◆ WORK INSTRUCTIONS ◆
Identify and reproduce every line holding the string "agree".

— Begin TASK INPUT —

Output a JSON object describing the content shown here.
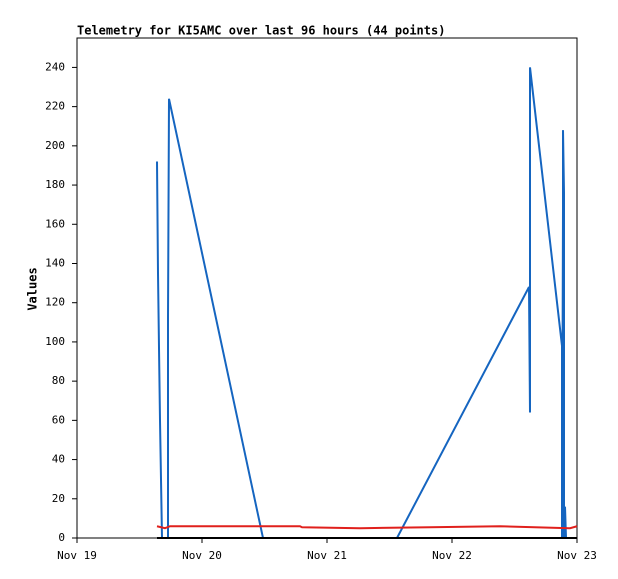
{
  "chart_data": {
    "type": "line",
    "title": "Telemetry for KI5AMC over last 96 hours (44 points)",
    "y_label": "Values",
    "xlim": [
      0,
      4
    ],
    "xticks": [
      {
        "value": 0,
        "label": "Nov 19"
      },
      {
        "value": 1,
        "label": "Nov 20"
      },
      {
        "value": 2,
        "label": "Nov 21"
      },
      {
        "value": 3,
        "label": "Nov 22"
      },
      {
        "value": 4,
        "label": "Nov 23"
      }
    ],
    "ylim": [
      0,
      255
    ],
    "yticks": [
      0,
      20,
      40,
      60,
      80,
      100,
      120,
      140,
      160,
      180,
      200,
      220,
      240
    ],
    "grid": false,
    "series": [
      {
        "color": "#1565c0",
        "x": [
          0.64,
          0.648,
          0.656,
          0.664,
          0.68,
          0.728,
          0.728,
          0.736,
          1.488,
          2.56,
          3.616,
          3.624,
          3.624,
          3.88,
          3.88,
          3.888,
          3.888,
          3.896,
          3.896,
          3.904,
          3.912
        ],
        "values": [
          192,
          135,
          97,
          60,
          0,
          0,
          112,
          224,
          0,
          0,
          128,
          64,
          240,
          98,
          0,
          168,
          208,
          176,
          0,
          16,
          0
        ]
      },
      {
        "color": "#e0201c",
        "x": [
          0.64,
          0.704,
          0.744,
          1.784,
          1.8,
          2.264,
          2.824,
          3.384,
          3.944,
          4.0
        ],
        "values": [
          6,
          5,
          6,
          6,
          5.5,
          5,
          5.5,
          6,
          5,
          6
        ]
      },
      {
        "color": "#000000",
        "x": [
          0.64,
          4.0
        ],
        "values": [
          0,
          0
        ]
      }
    ]
  }
}
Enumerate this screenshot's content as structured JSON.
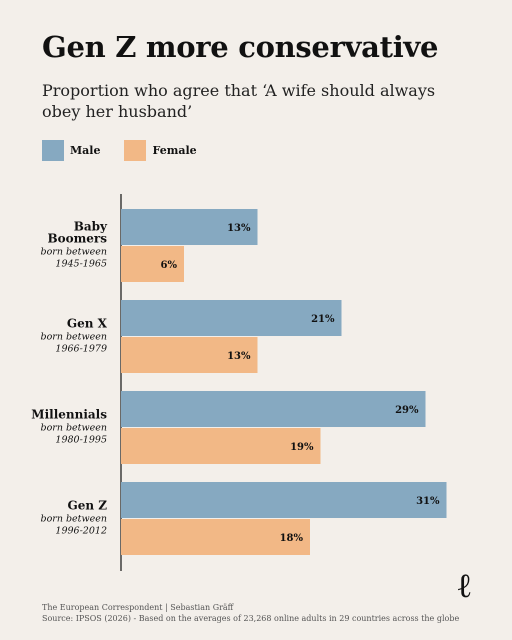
{
  "header": {
    "title": "Gen Z more conservative",
    "subtitle": "Proportion who agree that ‘A wife should always obey her husband’"
  },
  "legend": {
    "male_label": "Male",
    "female_label": "Female"
  },
  "colors": {
    "male": "#86a9c1",
    "female": "#f2b886",
    "background": "#f3efea"
  },
  "chart_data": {
    "type": "bar",
    "orientation": "horizontal",
    "title": "Gen Z more conservative",
    "subtitle": "Proportion who agree that ‘A wife should always obey her husband’",
    "categories": [
      "Baby Boomers",
      "Gen X",
      "Millennials",
      "Gen Z"
    ],
    "category_notes": [
      "born between 1945-1965",
      "born between 1966-1979",
      "born between 1980-1995",
      "born between 1996-2012"
    ],
    "series": [
      {
        "name": "Male",
        "values": [
          13,
          21,
          29,
          31
        ]
      },
      {
        "name": "Female",
        "values": [
          6,
          13,
          19,
          18
        ]
      }
    ],
    "value_labels": {
      "Male": [
        "13%",
        "21%",
        "29%",
        "31%"
      ],
      "Female": [
        "6%",
        "13%",
        "19%",
        "18%"
      ]
    },
    "xlim": [
      0,
      40
    ],
    "grid": false,
    "legend_position": "top-left"
  },
  "groups": [
    {
      "name_lines": [
        "Baby",
        "Boomers"
      ],
      "note_lines": [
        "born between",
        "1945-1965"
      ]
    },
    {
      "name_lines": [
        "Gen X"
      ],
      "note_lines": [
        "born between",
        "1966-1979"
      ]
    },
    {
      "name_lines": [
        "Millennials"
      ],
      "note_lines": [
        "born between",
        "1980-1995"
      ]
    },
    {
      "name_lines": [
        "Gen Z"
      ],
      "note_lines": [
        "born between",
        "1996-2012"
      ]
    }
  ],
  "footer": {
    "credit": "The European Correspondent | Sebastian Gräff",
    "source": "Source: IPSOS (2026) - Based on the averages of 23,268 online adults in 29 countries across the globe"
  },
  "brand": {
    "logo_glyph": "ℓ"
  }
}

— End TASK INPUT —

◆ WRITTEN REPLY ◆
    "subtitle": "Proportion who agree that ‘A wife should always obey her husband’"
    "subtitle": "Proportion who agree that ‘A wife should always obey her husband’",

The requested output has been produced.